- _Brief_: List every line in this data where the string "help" occurs.

==== Exercise inputs

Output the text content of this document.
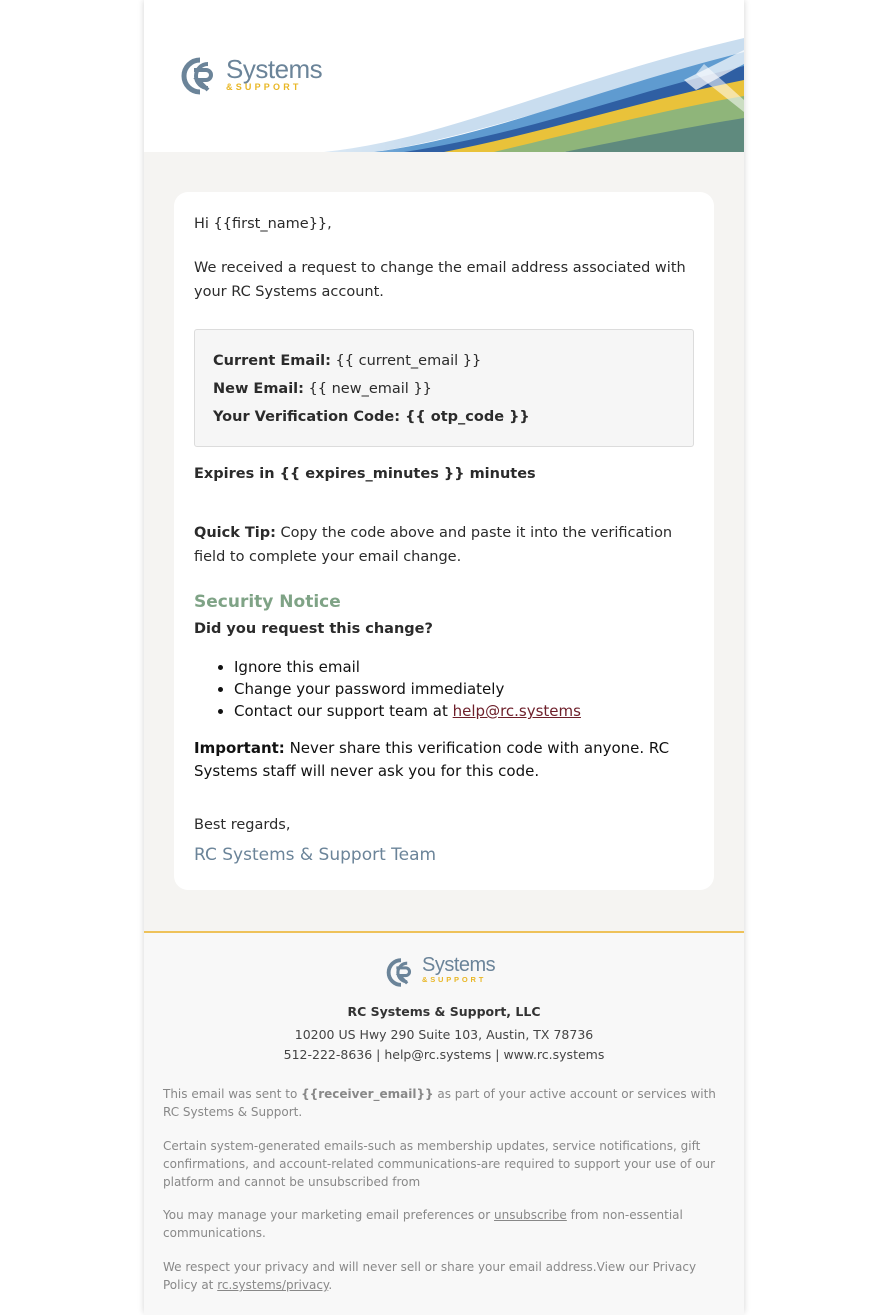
Systems
&SUPPORT

Hi {{first_name}},

We received a request to change the email address associated with your RC Systems account.

Current Email: {{ current_email }}
New Email: {{ new_email }}
Your Verification Code: {{ otp_code }}

Expires in {{ expires_minutes }} minutes

Quick Tip: Copy the code above and paste it into the verification field to complete your email change.

Security Notice

Did you request this change?

• Ignore this email
• Change your password immediately
• Contact our support team at help@rc.systems

Important: Never share this verification code with anyone. RC Systems staff will never ask you for this code.

Best regards,

RC Systems & Support Team

Systems
&SUPPORT
RC Systems & Support, LLC
10200 US Hwy 290 Suite 103, Austin, TX 78736
512-222-8636 | help@rc.systems | www.rc.systems

This email was sent to {{receiver_email}} as part of your active account or services with RC Systems & Support.

Certain system-generated emails-such as membership updates, service notifications, gift confirmations, and account-related communications-are required to support your use of our platform and cannot be unsubscribed from

You may manage your marketing email preferences or unsubscribe from non-essential communications.

We respect your privacy and will never sell or share your email address.View our Privacy Policy at rc.systems/privacy.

========

- _Response to this exercise_:
• Contact our support team at help@rc.systems
512-222-8636 | help@rc.systems | www.rc.systems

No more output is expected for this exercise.